* **Trecho do texto**
┄┄┄┄┄┄

PORQUE AMAMOS DEXTER?
Este
texto não tem a pretensão de explicar a “perguntatítulo”. Rabisquei algumas
ideias que rondam minha cabeça para tentar explicar o fascínio que o seriado
exerce sobre mim. De um modo geral, assassinos em série despertam minha
curiosidade. Existiria um serial killer adormecido dentro de mim, para eu ter tanto
interesse pelo assunto? Nenhuma chance. Diria que tenho quase a mesma perícia
que o Dexter (Michael C. Hall) para matar moscas e pernilongos, mas fico por
aí. Se atropelar um rato, paro para socorrer.
Quem
ler este texto é porque foi de alguma forma atraído para o estranho universo de
Dexter Morgan. Ajudem-me então a entender a atração que esse psicopata
apaixonante exerce sobre nós. A cena do crime esta armada. Escolham os
instrumentos/argumentos, juntem as partes e vamos embarcar. Slice of Life está
a nossa espera. Nada de plásticos, certo. A ideia aqui é deixar pistas.
O Mostro.
Dexter
Morgan é Dr. Jekyll and Mr. Hyde ao mesmo tempo, com uma diferença apenas: ele
não precisa de uma dose da misteriosa fórmula para libertar o monstro que vive
dentro dele. A linha que separa o monstro do homem é quase imperceptível. Os
dois convivem em harmonia e um protege o outro. O mostro mata, o cientista
encobre. O cientista pesquisa, investiga, o monstro caça e mata. O monstro não
deixa pistas para não incriminar o cientista. Um prepara o campo para a ação do
outro. São, portanto, indistinguíveis. Habitam a mesma pele e compartilham o
mesmo código. Quando vai caçar, o monstro veste roupas mais discretas, usa
luvas e assume um ar ligeiramente mais selvagem. O cientista, por sua vez,
consegue demonstrar algum afeto, alguma compaixão (não pelas vítimas) e
preocupação com os que o cercam. Mas essas são sutilezas que somente nós, os
cúmplices de poltrona, temos o privilégio de perceber. Nós protegemos o segredo
de Dexter Morgan, o nosso monstro de estimação.

┄┄┄┄┄┄

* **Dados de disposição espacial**

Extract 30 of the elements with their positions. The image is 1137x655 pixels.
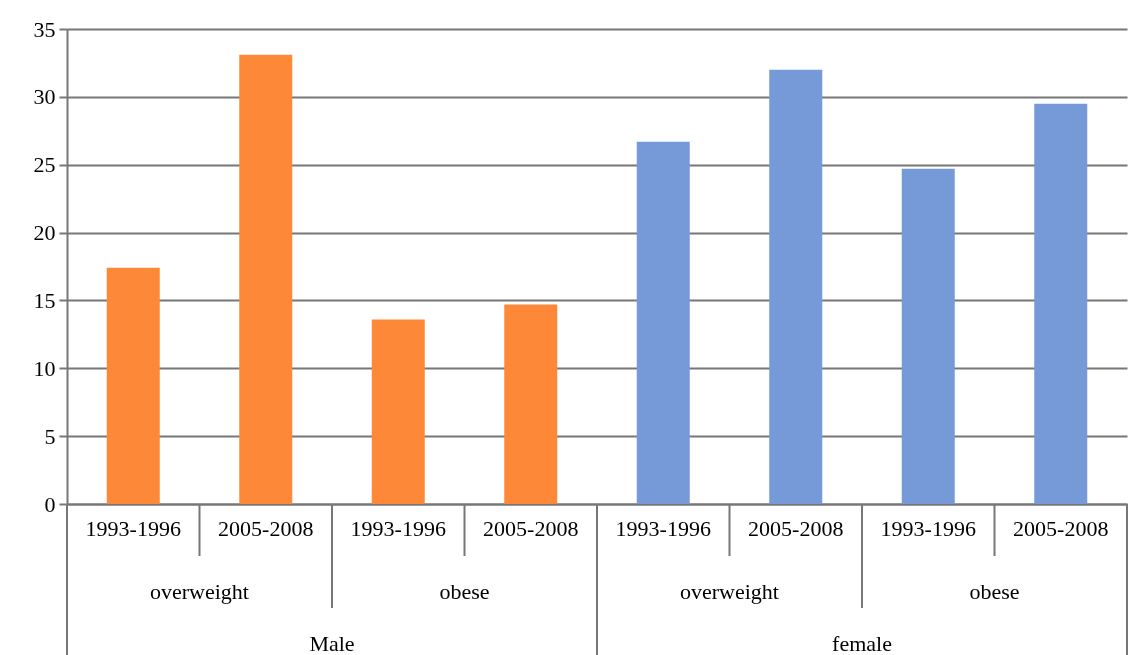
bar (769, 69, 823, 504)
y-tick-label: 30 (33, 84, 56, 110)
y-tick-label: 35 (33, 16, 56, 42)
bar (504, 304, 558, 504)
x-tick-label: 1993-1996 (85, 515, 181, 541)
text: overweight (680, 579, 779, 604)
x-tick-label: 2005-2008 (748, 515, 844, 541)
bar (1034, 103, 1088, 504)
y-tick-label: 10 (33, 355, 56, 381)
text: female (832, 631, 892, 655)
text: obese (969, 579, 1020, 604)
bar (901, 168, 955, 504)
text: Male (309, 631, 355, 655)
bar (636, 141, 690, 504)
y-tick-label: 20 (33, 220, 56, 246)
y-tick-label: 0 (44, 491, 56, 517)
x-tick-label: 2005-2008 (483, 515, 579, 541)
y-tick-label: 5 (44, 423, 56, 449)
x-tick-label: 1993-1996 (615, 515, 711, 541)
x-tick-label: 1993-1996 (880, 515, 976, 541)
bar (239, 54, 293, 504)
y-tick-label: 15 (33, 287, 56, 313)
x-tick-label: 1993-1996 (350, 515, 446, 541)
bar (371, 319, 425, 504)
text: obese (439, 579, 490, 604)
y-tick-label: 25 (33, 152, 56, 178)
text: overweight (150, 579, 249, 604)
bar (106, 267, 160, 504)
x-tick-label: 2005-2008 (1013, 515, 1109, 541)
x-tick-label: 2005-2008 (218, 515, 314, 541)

┄┄┄┄┄┄

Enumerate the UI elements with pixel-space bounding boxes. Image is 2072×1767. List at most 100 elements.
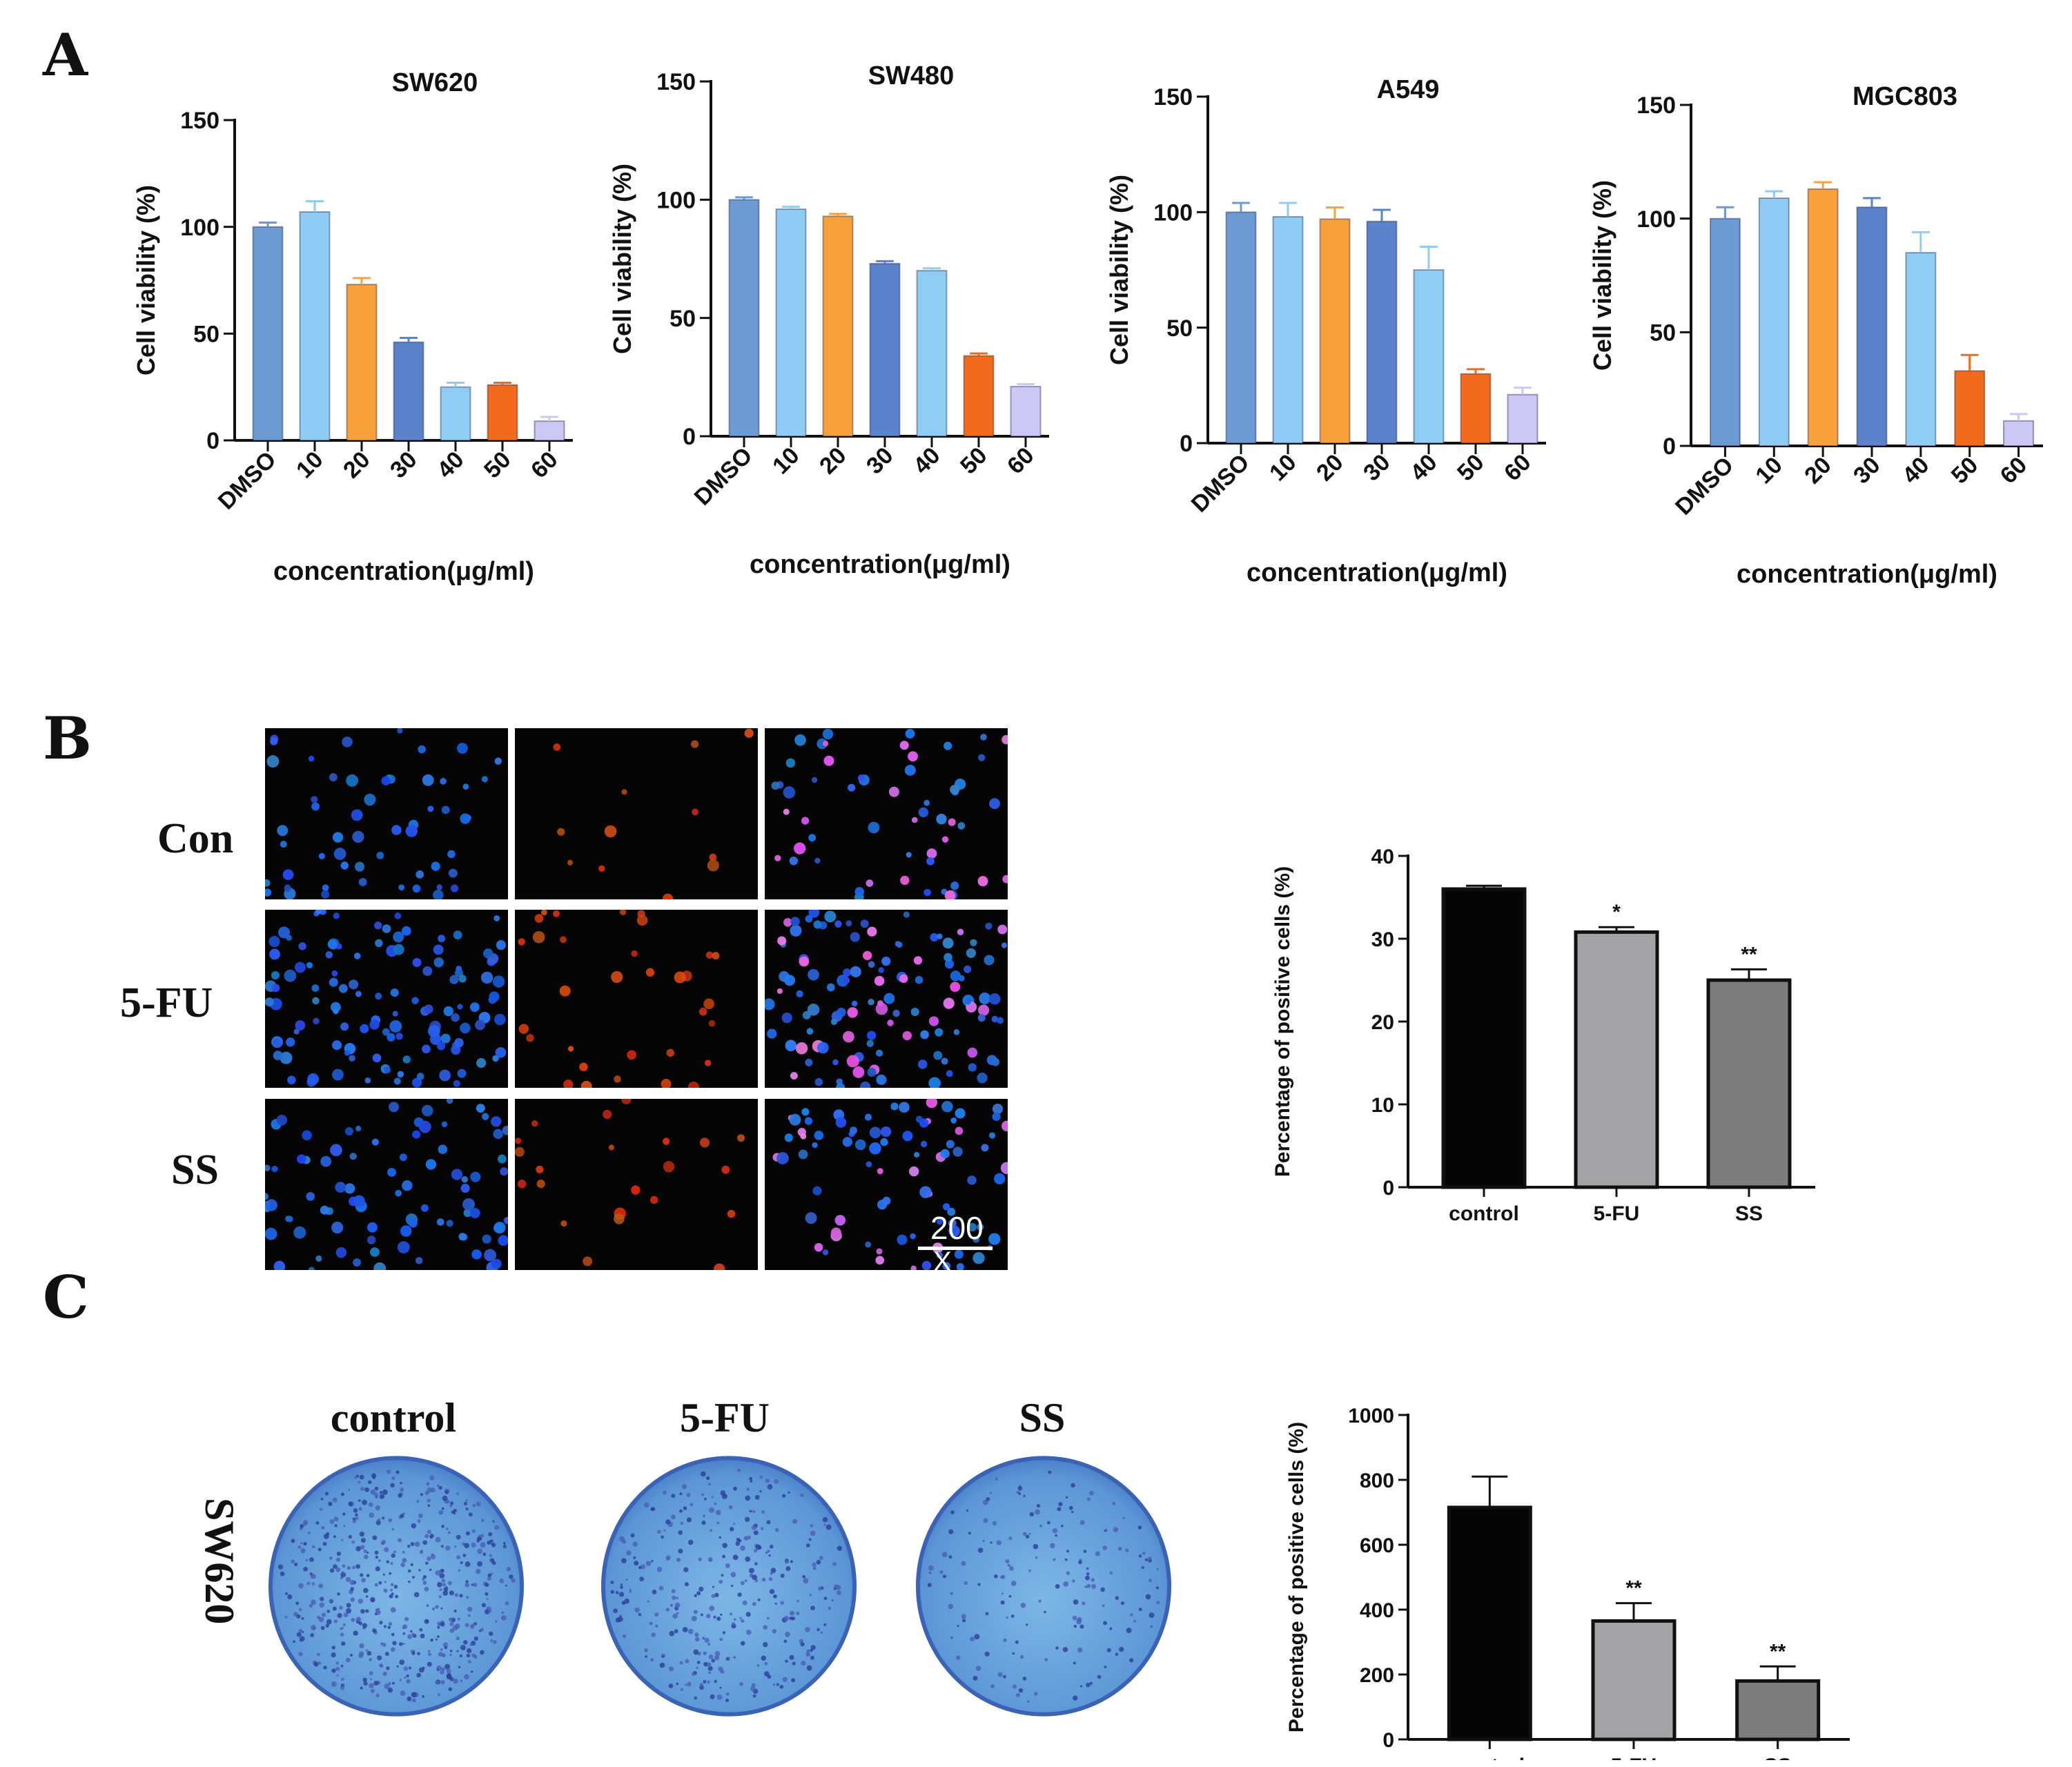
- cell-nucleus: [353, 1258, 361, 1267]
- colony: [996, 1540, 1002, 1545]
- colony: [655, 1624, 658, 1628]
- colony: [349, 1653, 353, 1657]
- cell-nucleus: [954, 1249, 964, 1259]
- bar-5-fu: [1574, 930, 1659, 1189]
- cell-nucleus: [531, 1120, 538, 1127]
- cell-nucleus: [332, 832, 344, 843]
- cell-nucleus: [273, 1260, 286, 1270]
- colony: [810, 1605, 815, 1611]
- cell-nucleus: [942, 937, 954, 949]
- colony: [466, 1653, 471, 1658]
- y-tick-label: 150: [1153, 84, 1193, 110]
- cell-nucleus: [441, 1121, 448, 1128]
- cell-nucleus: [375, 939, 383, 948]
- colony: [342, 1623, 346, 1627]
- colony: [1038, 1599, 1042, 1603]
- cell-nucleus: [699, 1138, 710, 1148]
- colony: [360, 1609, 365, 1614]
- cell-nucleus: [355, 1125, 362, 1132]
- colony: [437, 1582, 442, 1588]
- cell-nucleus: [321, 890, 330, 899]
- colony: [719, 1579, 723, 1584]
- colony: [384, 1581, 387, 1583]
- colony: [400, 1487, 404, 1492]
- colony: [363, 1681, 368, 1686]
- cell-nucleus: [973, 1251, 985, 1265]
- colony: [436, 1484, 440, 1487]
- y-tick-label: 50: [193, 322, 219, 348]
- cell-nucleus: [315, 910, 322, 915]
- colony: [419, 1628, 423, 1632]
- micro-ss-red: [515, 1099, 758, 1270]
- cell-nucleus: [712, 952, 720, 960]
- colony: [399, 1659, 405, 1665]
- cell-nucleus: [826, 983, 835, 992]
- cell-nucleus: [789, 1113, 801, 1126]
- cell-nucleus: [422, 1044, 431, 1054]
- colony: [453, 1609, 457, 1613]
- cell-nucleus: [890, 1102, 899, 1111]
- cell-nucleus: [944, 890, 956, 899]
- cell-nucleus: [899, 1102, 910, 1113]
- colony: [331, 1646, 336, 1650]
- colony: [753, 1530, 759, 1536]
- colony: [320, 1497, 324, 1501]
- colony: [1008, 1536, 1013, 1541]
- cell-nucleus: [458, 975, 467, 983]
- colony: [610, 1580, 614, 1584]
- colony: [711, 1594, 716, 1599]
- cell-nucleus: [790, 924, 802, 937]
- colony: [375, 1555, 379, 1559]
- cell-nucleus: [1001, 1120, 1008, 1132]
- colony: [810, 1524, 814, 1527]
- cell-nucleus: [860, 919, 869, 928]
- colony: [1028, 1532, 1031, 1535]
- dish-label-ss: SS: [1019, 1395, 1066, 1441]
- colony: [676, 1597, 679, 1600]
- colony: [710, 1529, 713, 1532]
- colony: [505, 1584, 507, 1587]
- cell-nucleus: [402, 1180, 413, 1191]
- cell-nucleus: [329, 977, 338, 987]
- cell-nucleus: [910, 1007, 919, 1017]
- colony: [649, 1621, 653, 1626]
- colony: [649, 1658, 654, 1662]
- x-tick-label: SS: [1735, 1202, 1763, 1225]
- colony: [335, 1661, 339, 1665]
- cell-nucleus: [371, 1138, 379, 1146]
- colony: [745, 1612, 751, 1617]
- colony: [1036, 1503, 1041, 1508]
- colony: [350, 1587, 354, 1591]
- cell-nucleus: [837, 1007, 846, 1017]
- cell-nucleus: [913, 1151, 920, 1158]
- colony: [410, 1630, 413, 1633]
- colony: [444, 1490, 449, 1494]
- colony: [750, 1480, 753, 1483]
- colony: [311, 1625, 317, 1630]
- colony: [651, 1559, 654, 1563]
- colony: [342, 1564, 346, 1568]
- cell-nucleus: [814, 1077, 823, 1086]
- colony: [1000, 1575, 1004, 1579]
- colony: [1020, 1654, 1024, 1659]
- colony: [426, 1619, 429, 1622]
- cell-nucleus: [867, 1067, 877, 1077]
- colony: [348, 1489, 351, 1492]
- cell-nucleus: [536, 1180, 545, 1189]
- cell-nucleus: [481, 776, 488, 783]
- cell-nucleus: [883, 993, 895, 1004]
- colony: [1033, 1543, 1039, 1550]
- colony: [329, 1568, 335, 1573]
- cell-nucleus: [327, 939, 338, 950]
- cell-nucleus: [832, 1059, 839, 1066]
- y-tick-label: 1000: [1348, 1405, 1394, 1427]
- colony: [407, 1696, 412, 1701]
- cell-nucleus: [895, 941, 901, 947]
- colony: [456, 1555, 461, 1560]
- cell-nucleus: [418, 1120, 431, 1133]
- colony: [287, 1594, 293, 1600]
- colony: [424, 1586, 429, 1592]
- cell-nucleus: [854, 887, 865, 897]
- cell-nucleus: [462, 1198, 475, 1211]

┄┄┄┄┄┄

* **Instrução**
Transcreva do texto sobre Dexter tudo o que vai de “PORQUE AMAMOS DEXTER?” até “paro para socorrer.”.

* **Resposta**
PORQUE AMAMOS DEXTER?
Este
texto não tem a pretensão de explicar a “perguntatítulo”. Rabisquei algumas
ideias que rondam minha cabeça para tentar explicar o fascínio que o seriado
exerce sobre mim. De um modo geral, assassinos em série despertam minha
curiosidade. Existiria um serial killer adormecido dentro de mim, para eu ter tanto
interesse pelo assunto? Nenhuma chance. Diria que tenho quase a mesma perícia
que o Dexter (Michael C. Hall) para matar moscas e pernilongos, mas fico por
aí. Se atropelar um rato, paro para socorrer.